### WORK REQUIRED
Images do not belong in the copy. Retype all the entries below exactly.

### DATA PROVIDED
>> BEGIN

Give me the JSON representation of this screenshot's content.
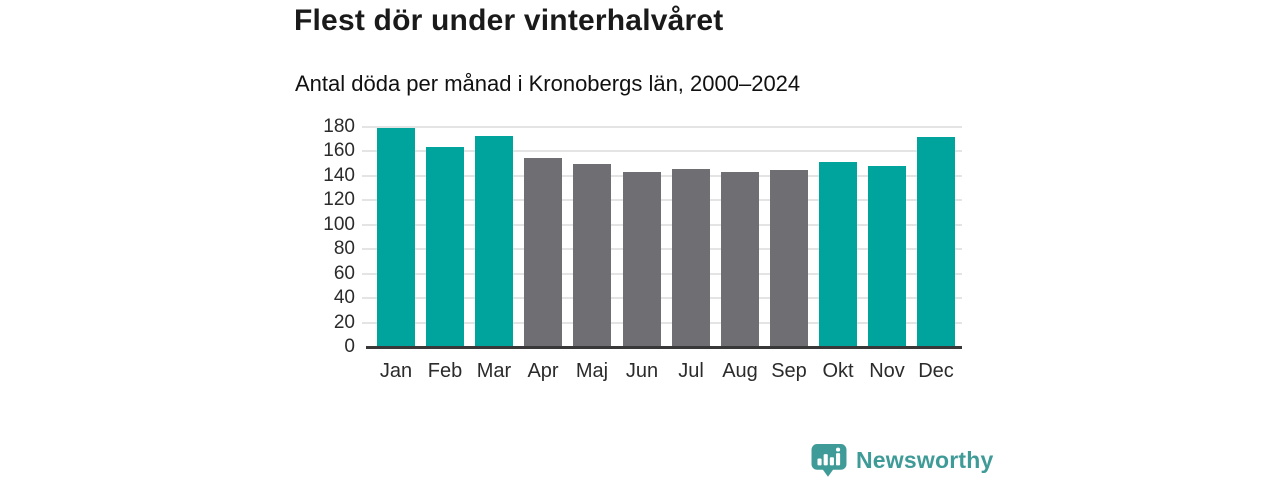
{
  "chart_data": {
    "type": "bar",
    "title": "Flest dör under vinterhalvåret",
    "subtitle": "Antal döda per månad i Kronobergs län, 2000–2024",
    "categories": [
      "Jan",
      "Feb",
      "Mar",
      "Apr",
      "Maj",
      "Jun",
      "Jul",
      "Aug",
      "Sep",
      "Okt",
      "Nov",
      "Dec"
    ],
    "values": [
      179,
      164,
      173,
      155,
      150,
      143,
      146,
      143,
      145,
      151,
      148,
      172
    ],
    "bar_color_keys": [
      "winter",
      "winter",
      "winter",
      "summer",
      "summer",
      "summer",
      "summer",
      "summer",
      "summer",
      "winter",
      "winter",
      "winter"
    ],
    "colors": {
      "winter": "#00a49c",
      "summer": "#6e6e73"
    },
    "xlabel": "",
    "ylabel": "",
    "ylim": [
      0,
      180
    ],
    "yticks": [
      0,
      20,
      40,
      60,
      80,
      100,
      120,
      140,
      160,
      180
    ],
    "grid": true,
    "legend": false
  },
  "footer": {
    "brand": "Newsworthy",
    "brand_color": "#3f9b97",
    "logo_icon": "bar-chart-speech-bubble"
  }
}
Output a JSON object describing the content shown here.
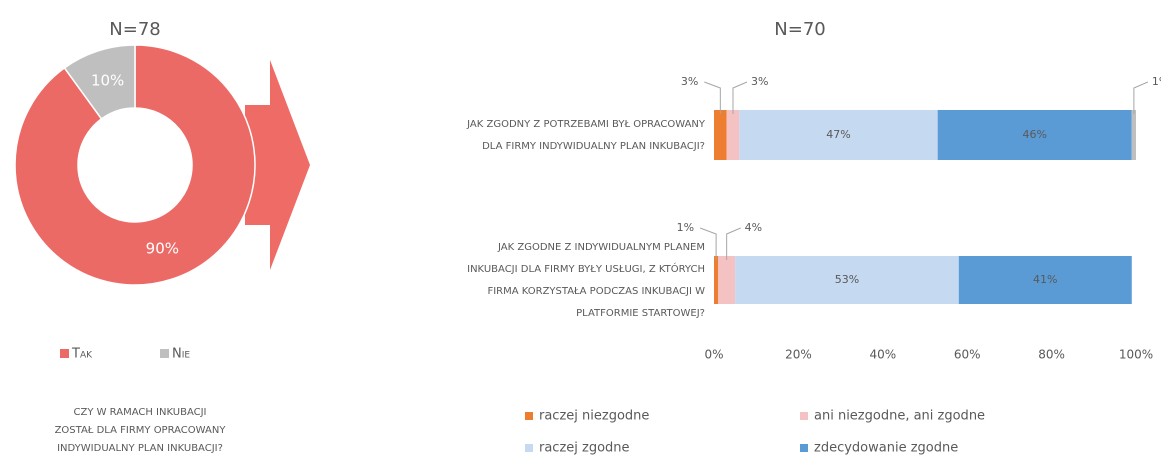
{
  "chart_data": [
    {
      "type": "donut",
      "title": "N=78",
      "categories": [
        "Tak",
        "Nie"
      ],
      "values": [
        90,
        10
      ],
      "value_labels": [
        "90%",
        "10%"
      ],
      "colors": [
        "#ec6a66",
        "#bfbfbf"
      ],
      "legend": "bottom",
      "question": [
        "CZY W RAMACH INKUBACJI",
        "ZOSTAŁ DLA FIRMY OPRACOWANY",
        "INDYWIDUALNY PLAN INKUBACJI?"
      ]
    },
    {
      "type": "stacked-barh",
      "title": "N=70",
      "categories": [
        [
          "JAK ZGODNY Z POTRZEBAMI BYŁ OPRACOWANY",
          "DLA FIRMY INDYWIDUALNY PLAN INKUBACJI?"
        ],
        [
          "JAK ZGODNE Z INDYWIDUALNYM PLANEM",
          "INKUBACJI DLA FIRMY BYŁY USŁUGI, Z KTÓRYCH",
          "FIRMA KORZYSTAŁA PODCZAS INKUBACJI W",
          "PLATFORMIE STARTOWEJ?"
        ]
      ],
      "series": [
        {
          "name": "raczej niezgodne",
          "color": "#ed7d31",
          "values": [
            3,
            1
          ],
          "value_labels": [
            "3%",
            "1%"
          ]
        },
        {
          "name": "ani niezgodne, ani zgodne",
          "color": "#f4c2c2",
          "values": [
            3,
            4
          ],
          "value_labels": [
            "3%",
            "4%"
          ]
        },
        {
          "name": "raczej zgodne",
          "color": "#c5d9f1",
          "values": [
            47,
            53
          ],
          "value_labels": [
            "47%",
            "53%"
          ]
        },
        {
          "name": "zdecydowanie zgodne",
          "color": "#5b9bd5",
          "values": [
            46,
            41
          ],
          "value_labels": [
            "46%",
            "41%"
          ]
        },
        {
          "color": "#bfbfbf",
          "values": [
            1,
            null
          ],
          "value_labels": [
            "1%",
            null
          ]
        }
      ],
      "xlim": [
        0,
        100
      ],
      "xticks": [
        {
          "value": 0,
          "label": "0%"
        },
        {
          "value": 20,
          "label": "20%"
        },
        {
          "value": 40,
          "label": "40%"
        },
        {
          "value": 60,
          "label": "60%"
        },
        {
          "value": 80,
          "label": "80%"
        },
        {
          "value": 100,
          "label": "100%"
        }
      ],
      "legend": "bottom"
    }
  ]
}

>> END

### EXPECTED ANSWER
Give me the JSON representation of this screenshot's content.
{
  "chart_data": {
    "type": "bar",
    "title": "Flest dör under vinterhalvåret",
    "subtitle": "Antal döda per månad i Kronobergs län, 2000–2024",
    "categories": [
      "Jan",
      "Feb",
      "Mar",
      "Apr",
      "Maj",
      "Jun",
      "Jul",
      "Aug",
      "Sep",
      "Okt",
      "Nov",
      "Dec"
    ],
    "values": [
      179,
      164,
      173,
      155,
      150,
      143,
      146,
      143,
      145,
      151,
      148,
      172
    ],
    "bar_color_keys": [
      "winter",
      "winter",
      "winter",
      "summer",
      "summer",
      "summer",
      "summer",
      "summer",
      "summer",
      "winter",
      "winter",
      "winter"
    ],
    "colors": {
      "winter": "#00a49c",
      "summer": "#6e6e73"
    },
    "xlabel": "",
    "ylabel": "",
    "ylim": [
      0,
      180
    ],
    "yticks": [
      0,
      20,
      40,
      60,
      80,
      100,
      120,
      140,
      160,
      180
    ],
    "grid": true,
    "legend": false
  },
  "footer": {
    "brand": "Newsworthy",
    "brand_color": "#3f9b97",
    "logo_icon": "bar-chart-speech-bubble"
  }
}
Output a JSON object describing the content shown here.
{
  "chart_data": [
    {
      "type": "donut",
      "title": "N=78",
      "categories": [
        "Tak",
        "Nie"
      ],
      "values": [
        90,
        10
      ],
      "value_labels": [
        "90%",
        "10%"
      ],
      "colors": [
        "#ec6a66",
        "#bfbfbf"
      ],
      "legend": "bottom",
      "question": [
        "CZY W RAMACH INKUBACJI",
        "ZOSTAŁ DLA FIRMY OPRACOWANY",
        "INDYWIDUALNY PLAN INKUBACJI?"
      ]
    },
    {
      "type": "stacked-barh",
      "title": "N=70",
      "categories": [
        [
          "JAK ZGODNY Z POTRZEBAMI BYŁ OPRACOWANY",
          "DLA FIRMY INDYWIDUALNY PLAN INKUBACJI?"
        ],
        [
          "JAK ZGODNE Z INDYWIDUALNYM PLANEM",
          "INKUBACJI DLA FIRMY BYŁY USŁUGI, Z KTÓRYCH",
          "FIRMA KORZYSTAŁA PODCZAS INKUBACJI W",
          "PLATFORMIE STARTOWEJ?"
        ]
      ],
      "series": [
        {
          "name": "raczej niezgodne",
          "color": "#ed7d31",
          "values": [
            3,
            1
          ],
          "value_labels": [
            "3%",
            "1%"
          ]
        },
        {
          "name": "ani niezgodne, ani zgodne",
          "color": "#f4c2c2",
          "values": [
            3,
            4
          ],
          "value_labels": [
            "3%",
            "4%"
          ]
        },
        {
          "name": "raczej zgodne",
          "color": "#c5d9f1",
          "values": [
            47,
            53
          ],
          "value_labels": [
            "47%",
            "53%"
          ]
        },
        {
          "name": "zdecydowanie zgodne",
          "color": "#5b9bd5",
          "values": [
            46,
            41
          ],
          "value_labels": [
            "46%",
            "41%"
          ]
        },
        {
          "color": "#bfbfbf",
          "values": [
            1,
            null
          ],
          "value_labels": [
            "1%",
            null
          ]
        }
      ],
      "xlim": [
        0,
        100
      ],
      "xticks": [
        {
          "value": 0,
          "label": "0%"
        },
        {
          "value": 20,
          "label": "20%"
        },
        {
          "value": 40,
          "label": "40%"
        },
        {
          "value": 60,
          "label": "60%"
        },
        {
          "value": 80,
          "label": "80%"
        },
        {
          "value": 100,
          "label": "100%"
        }
      ],
      "legend": "bottom"
    }
  ]
}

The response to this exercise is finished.